### BRIEF
Write out the records word for word, with no pictures.

---- STORED DATA

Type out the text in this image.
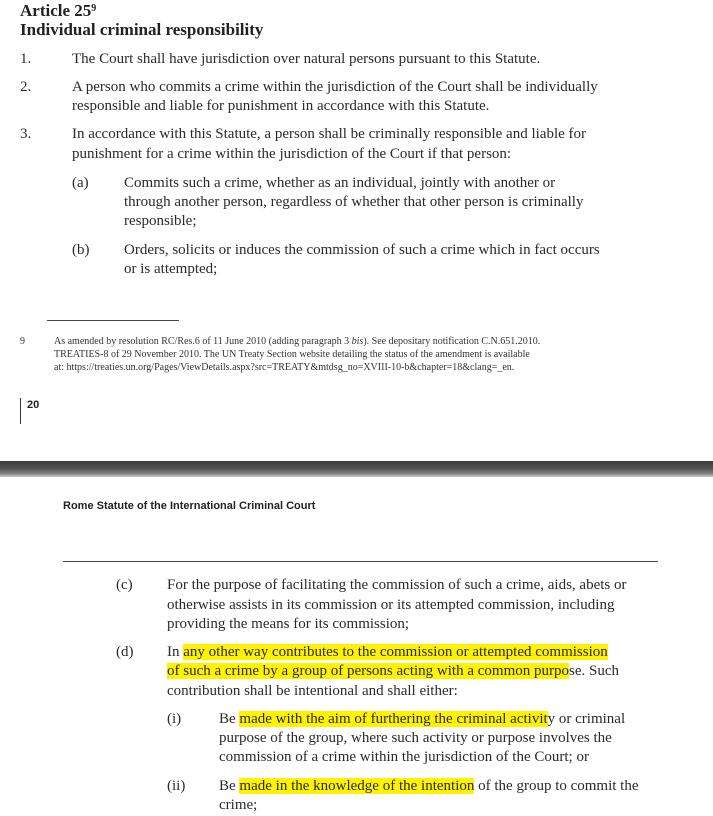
Article $25^9$
Individual criminal responsibility
1.	The Court shall have jurisdiction over natural persons pursuant to this Statute.
2.	A person who commits a crime within the jurisdiction of the Court shall be individually
responsible and liable for punishment in accordance with this Statute.
3.	In accordance with this Statute, a person shall be criminally responsible and liable for
punishment for a crime within the jurisdiction of the Court if that person:
(a) Commits such a crime, whether as an individual, jointly with another or
through another person, regardless of whether that other person is criminally
responsible;
(b) Orders, solicits or induces the commission of such a crime which in fact occurs
or is attempted;
9	As amended by resolution RC/Res.6 of 11 June 2010 (adding paragraph 3 bis). See depositary notification C.N.651.2010.
TREATIES-8 of 29 November 2010. The UN Treaty Section website detailing the status of the amendment is available
at: https://treaties.un.org/Pages/ViewDetails.aspx?src=TREATY&mtdsg_no=XVIII-10-b&chapter=18&clang=_en.
20
Rome Statute of the International Criminal Court
(c) For the purpose of facilitating the commission of such a crime, aids, abets or
otherwise assists in its commission or its attempted commission, including
providing the means for its commission;
(d) In any other way contributes to the commission or attempted commission
of such a crime by a group of persons acting with a common purpose. Such
contribution shall be intentional and shall either:
(i)	Be made with the aim of furthering the criminal activity or criminal
purpose of the group, where such activity or purpose involves the
commission of a crime within the jurisdiction of the Court; or
(ii) Be made in the knowledge of the intention of the group to commit the
crime;
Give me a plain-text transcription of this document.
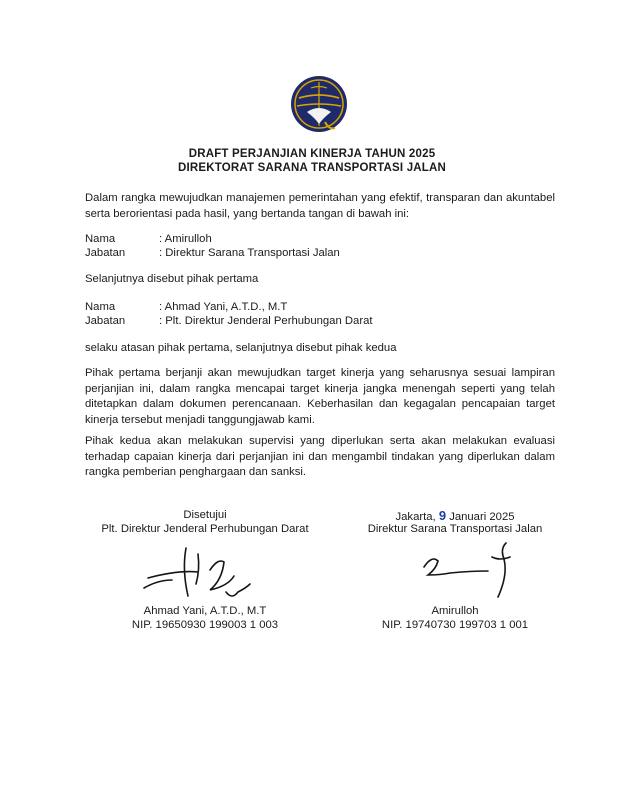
DRAFT PERJANJIAN KINERJA TAHUN 2025
DIREKTORAT SARANA TRANSPORTASI JALAN

Dalam rangka mewujudkan manajemen pemerintahan yang efektif, transparan dan akuntabel serta berorientasi pada hasil, yang bertanda tangan di bawah ini:

Nama	: Amirulloh
Jabatan	: Direktur Sarana Transportasi Jalan
Selanjutnya disebut pihak pertama
Nama	: Ahmad Yani, A.T.D., M.T
Jabatan	: Plt. Direktur Jenderal Perhubungan Darat
selaku atasan pihak pertama, selanjutnya disebut pihak kedua

Pihak pertama berjanji akan mewujudkan target kinerja yang seharusnya sesuai lampiran perjanjian ini, dalam rangka mencapai target kinerja jangka menengah seperti yang telah ditetapkan dalam dokumen perencanaan. Keberhasilan dan kegagalan pencapaian target kinerja tersebut menjadi tanggungjawab kami.

Pihak kedua akan melakukan supervisi yang diperlukan serta akan melakukan evaluasi terhadap capaian kinerja dari perjanjian ini dan mengambil tindakan yang diperlukan dalam rangka pemberian penghargaan dan sanksi.

Disetujui
Plt. Direktur Jenderal Perhubungan Darat
Ahmad Yani, A.T.D., M.T
NIP. 19650930 199003 1 003
Jakarta, 9 Januari 2025
Direktur Sarana Transportasi Jalan
Amirulloh
NIP. 19740730 199703 1 001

--------

### ANSWER FOR THE TASK
Type out the text in this image.
Article $25^9$
Individual criminal responsibility
1.	The Court shall have jurisdiction over natural persons pursuant to this Statute.
2.	A person who commits a crime within the jurisdiction of the Court shall be individually
responsible and liable for punishment in accordance with this Statute.
3.	In accordance with this Statute, a person shall be criminally responsible and liable for
punishment for a crime within the jurisdiction of the Court if that person:
(a) Commits such a crime, whether as an individual, jointly with another or
through another person, regardless of whether that other person is criminally
responsible;
(b) Orders, solicits or induces the commission of such a crime which in fact occurs
or is attempted;
9	As amended by resolution RC/Res.6 of 11 June 2010 (adding paragraph 3 bis). See depositary notification C.N.651.2010.
TREATIES-8 of 29 November 2010. The UN Treaty Section website detailing the status of the amendment is available
at: https://treaties.un.org/Pages/ViewDetails.aspx?src=TREATY&mtdsg_no=XVIII-10-b&chapter=18&clang=_en.
20
Rome Statute of the International Criminal Court
(c) For the purpose of facilitating the commission of such a crime, aids, abets or
otherwise assists in its commission or its attempted commission, including
providing the means for its commission;
(d) In any other way contributes to the commission or attempted commission
of such a crime by a group of persons acting with a common purpose. Such
contribution shall be intentional and shall either:
(i)	Be made with the aim of furthering the criminal activity or criminal
purpose of the group, where such activity or purpose involves the
commission of a crime within the jurisdiction of the Court; or
(ii) Be made in the knowledge of the intention of the group to commit the
crime;
Give me a plain-text transcription of this document.
DRAFT PERJANJIAN KINERJA TAHUN 2025
DIREKTORAT SARANA TRANSPORTASI JALAN

Dalam rangka mewujudkan manajemen pemerintahan yang efektif, transparan dan akuntabel serta berorientasi pada hasil, yang bertanda tangan di bawah ini:

Nama	: Amirulloh
Jabatan	: Direktur Sarana Transportasi Jalan
Selanjutnya disebut pihak pertama
Nama	: Ahmad Yani, A.T.D., M.T
Jabatan	: Plt. Direktur Jenderal Perhubungan Darat
selaku atasan pihak pertama, selanjutnya disebut pihak kedua

Pihak pertama berjanji akan mewujudkan target kinerja yang seharusnya sesuai lampiran perjanjian ini, dalam rangka mencapai target kinerja jangka menengah seperti yang telah ditetapkan dalam dokumen perencanaan. Keberhasilan dan kegagalan pencapaian target kinerja tersebut menjadi tanggungjawab kami.

Pihak kedua akan melakukan supervisi yang diperlukan serta akan melakukan evaluasi terhadap capaian kinerja dari perjanjian ini dan mengambil tindakan yang diperlukan dalam rangka pemberian penghargaan dan sanksi.

Disetujui
Plt. Direktur Jenderal Perhubungan Darat
Ahmad Yani, A.T.D., M.T
NIP. 19650930 199003 1 003
Jakarta, 9 Januari 2025
Direktur Sarana Transportasi Jalan
Amirulloh
NIP. 19740730 199703 1 001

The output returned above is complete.